### WHAT THE TASK REQUIRES
Lines containing the string "September" are to be collected in full.
#####
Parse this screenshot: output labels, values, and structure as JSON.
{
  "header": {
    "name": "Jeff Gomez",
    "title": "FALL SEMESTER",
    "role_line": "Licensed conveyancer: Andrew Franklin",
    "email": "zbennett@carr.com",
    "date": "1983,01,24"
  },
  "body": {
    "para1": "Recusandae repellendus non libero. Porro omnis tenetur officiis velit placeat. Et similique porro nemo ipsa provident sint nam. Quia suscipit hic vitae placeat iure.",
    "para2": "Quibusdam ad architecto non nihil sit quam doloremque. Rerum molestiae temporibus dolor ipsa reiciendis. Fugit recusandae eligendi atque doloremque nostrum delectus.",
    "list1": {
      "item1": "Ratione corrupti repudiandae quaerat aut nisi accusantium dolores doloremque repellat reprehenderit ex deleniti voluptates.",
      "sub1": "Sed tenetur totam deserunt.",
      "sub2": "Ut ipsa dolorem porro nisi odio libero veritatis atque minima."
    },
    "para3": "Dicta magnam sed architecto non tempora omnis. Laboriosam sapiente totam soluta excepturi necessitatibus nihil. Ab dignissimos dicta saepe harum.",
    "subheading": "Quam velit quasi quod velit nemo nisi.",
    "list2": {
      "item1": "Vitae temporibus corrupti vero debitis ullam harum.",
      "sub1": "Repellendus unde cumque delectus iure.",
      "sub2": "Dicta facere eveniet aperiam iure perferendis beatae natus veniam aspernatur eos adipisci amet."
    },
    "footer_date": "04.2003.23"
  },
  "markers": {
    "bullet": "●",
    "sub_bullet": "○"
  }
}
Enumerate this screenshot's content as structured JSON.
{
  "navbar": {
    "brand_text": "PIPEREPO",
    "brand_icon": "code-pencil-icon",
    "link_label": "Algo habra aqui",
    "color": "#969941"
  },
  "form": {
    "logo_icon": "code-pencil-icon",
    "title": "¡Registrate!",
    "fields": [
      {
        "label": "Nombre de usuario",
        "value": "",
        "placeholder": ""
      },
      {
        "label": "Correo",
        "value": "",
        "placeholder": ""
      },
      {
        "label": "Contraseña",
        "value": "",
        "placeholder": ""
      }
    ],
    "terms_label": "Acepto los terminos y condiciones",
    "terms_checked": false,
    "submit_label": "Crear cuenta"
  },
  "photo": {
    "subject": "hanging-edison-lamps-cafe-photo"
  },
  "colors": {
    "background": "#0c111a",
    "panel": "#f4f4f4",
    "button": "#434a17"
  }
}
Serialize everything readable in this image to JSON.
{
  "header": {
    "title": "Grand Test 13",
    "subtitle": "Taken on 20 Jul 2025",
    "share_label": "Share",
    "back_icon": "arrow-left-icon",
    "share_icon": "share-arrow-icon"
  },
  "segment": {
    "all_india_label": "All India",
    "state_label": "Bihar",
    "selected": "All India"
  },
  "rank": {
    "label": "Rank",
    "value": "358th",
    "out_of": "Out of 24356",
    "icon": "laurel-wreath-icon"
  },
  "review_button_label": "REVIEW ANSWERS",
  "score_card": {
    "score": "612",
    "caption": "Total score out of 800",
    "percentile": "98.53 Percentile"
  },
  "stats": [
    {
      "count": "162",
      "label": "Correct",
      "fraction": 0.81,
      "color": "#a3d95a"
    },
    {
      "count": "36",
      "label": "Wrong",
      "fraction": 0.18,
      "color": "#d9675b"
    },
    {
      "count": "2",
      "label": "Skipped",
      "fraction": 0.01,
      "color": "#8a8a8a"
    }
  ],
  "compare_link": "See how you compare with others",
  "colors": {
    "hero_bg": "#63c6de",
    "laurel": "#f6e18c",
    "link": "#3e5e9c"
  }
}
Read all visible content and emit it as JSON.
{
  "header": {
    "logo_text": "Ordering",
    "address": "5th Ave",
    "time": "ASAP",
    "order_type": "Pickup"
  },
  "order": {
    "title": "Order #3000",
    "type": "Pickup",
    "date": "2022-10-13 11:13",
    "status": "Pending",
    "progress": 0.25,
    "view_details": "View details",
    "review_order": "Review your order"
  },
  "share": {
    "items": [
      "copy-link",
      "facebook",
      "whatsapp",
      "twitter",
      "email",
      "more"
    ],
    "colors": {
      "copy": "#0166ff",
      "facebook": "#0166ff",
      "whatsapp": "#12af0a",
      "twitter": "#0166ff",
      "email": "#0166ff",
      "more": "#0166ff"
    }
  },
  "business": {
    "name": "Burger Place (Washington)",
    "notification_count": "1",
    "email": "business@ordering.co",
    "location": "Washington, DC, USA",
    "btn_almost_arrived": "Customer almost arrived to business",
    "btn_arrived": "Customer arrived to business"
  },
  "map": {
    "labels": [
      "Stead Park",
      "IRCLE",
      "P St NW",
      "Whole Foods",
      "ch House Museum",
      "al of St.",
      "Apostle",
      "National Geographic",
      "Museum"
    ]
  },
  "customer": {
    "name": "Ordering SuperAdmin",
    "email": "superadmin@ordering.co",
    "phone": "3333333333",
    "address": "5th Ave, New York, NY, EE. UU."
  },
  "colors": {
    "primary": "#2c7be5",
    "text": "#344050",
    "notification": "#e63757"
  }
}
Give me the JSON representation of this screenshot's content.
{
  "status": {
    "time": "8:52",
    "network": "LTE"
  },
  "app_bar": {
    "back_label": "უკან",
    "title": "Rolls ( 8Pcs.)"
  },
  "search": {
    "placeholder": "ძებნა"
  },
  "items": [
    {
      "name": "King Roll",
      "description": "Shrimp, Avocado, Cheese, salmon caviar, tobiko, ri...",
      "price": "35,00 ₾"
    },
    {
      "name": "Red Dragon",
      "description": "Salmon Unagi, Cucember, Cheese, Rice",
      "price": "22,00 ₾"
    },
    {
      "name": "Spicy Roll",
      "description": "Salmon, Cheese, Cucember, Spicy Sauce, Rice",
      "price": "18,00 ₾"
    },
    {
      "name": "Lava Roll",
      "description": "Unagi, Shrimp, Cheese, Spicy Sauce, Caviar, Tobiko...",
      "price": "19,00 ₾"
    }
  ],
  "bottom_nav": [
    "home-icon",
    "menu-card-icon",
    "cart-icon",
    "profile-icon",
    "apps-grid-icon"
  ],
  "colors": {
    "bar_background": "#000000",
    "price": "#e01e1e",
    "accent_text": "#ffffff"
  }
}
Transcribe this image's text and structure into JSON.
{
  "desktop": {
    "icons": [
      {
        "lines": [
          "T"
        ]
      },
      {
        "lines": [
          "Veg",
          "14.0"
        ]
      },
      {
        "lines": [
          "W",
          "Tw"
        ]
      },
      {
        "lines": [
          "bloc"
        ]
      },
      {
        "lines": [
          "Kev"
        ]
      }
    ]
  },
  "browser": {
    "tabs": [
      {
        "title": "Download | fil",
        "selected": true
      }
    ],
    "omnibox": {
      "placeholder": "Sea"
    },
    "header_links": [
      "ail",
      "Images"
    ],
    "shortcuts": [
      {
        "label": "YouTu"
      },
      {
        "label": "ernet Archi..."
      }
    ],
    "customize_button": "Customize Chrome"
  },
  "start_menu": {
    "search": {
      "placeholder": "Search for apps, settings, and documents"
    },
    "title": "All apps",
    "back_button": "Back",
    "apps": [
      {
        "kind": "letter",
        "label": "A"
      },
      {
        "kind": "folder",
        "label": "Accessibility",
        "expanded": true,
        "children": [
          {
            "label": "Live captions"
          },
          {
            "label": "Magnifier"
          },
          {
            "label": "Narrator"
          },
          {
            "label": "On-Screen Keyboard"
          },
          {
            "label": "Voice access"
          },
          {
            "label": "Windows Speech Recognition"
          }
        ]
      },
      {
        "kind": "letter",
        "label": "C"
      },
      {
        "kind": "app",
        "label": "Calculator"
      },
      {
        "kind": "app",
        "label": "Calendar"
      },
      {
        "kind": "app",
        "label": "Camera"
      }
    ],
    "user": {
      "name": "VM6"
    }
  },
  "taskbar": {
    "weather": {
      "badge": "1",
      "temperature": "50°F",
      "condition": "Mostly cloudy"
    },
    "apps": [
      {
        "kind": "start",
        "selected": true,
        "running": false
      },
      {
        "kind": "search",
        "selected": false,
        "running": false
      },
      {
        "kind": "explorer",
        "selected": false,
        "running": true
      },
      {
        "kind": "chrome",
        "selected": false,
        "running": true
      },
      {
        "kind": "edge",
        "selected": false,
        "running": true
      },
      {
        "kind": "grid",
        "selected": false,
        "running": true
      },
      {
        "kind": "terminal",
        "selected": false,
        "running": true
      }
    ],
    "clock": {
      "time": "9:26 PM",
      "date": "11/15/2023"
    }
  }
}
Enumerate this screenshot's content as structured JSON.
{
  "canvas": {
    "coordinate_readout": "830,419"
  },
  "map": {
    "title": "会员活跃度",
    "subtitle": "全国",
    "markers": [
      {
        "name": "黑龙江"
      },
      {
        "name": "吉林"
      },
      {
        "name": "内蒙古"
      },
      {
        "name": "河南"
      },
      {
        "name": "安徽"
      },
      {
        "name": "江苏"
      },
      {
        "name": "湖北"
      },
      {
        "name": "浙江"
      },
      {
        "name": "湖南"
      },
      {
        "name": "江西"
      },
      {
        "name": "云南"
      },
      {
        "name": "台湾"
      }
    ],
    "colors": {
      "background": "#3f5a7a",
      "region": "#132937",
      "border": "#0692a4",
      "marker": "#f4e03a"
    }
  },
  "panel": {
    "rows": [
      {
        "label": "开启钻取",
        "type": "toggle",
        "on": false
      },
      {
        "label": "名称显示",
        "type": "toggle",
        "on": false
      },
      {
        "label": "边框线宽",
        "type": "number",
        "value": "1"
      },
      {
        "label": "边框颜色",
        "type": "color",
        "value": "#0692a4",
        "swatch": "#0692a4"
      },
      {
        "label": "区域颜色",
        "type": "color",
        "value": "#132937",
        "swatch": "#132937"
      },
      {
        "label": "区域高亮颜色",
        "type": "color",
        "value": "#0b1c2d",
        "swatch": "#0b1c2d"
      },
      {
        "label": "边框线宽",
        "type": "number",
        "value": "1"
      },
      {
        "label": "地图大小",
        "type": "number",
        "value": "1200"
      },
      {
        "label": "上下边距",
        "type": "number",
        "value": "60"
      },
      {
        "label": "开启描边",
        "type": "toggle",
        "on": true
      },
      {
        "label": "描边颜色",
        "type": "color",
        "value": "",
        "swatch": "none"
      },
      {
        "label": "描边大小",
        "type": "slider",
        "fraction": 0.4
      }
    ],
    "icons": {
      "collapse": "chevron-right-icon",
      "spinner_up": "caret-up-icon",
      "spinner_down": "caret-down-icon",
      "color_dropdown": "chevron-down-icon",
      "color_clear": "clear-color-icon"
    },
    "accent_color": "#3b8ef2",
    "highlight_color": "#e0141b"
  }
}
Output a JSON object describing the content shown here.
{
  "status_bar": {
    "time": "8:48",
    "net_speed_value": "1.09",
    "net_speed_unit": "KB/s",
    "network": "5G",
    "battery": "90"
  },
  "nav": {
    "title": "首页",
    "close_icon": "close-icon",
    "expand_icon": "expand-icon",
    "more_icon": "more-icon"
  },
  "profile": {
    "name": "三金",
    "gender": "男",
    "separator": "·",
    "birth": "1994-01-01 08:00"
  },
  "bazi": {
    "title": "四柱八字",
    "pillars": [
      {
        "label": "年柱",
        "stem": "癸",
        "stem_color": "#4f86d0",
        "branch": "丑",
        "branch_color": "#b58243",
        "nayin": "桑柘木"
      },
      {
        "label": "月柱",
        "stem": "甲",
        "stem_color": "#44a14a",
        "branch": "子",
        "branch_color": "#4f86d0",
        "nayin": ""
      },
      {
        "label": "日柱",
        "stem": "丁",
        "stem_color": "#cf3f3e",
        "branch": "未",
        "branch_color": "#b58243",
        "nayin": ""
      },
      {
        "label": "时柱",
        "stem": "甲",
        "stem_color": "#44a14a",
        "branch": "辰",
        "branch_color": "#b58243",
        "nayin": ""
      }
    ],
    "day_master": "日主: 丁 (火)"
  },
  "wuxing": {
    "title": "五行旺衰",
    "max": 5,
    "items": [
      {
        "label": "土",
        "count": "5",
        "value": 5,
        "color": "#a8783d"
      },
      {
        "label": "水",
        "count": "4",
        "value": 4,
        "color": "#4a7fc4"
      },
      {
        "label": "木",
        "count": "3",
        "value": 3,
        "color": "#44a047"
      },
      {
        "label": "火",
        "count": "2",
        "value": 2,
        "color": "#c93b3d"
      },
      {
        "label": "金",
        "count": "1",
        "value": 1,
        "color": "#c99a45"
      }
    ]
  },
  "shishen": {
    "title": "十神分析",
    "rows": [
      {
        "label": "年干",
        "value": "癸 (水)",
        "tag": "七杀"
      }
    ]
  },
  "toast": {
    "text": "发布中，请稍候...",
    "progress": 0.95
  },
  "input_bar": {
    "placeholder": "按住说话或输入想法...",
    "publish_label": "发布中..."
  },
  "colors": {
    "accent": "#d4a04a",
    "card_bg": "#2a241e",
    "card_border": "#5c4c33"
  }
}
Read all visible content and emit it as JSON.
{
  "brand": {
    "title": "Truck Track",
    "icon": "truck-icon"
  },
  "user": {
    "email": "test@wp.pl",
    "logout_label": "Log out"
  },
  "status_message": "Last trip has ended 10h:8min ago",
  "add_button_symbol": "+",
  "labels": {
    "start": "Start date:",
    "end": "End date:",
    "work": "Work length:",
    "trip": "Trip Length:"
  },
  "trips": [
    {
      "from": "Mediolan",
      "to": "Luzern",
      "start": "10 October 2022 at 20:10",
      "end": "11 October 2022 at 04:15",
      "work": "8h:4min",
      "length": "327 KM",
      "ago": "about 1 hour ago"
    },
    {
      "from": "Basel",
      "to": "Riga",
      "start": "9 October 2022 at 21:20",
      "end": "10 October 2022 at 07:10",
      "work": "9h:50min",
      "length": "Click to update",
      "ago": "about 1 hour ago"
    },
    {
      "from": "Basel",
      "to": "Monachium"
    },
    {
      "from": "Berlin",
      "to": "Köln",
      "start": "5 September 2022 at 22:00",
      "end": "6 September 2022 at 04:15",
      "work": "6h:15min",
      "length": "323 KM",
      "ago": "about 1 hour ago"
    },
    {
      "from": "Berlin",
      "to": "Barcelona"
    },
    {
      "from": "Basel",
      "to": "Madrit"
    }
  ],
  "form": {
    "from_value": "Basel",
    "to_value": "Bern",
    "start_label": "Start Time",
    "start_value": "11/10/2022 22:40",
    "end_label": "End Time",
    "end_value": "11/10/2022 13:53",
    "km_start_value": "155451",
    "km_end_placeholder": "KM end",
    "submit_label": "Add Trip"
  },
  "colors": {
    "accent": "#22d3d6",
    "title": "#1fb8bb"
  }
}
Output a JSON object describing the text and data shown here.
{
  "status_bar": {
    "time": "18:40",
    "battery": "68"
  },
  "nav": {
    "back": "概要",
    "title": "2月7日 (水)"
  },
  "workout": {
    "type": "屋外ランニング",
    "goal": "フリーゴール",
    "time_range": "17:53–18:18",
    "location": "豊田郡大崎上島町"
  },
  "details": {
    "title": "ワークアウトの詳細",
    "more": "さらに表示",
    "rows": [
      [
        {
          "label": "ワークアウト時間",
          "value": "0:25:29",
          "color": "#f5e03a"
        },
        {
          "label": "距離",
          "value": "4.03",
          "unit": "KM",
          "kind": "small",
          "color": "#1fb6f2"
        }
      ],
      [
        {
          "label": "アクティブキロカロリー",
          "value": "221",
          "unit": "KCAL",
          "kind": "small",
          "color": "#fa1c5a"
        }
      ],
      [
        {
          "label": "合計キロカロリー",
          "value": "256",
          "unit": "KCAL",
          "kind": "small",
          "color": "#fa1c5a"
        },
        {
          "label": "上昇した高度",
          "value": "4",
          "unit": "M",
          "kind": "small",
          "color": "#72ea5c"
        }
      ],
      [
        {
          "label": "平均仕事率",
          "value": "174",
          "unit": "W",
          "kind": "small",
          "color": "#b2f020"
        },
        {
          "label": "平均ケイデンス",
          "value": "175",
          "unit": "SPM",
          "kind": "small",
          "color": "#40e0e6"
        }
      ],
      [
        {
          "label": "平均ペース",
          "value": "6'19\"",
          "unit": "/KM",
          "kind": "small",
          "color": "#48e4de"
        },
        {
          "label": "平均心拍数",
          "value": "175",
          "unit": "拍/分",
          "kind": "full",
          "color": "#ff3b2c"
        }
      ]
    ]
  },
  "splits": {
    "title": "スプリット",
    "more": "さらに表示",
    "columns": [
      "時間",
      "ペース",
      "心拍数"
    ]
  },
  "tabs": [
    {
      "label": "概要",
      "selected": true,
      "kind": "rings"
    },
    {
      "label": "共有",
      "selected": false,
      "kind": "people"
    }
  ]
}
#####
### IN RESPONSE
      "start": "5 September 2022 at 22:00",
      "end": "6 September 2022 at 04:15",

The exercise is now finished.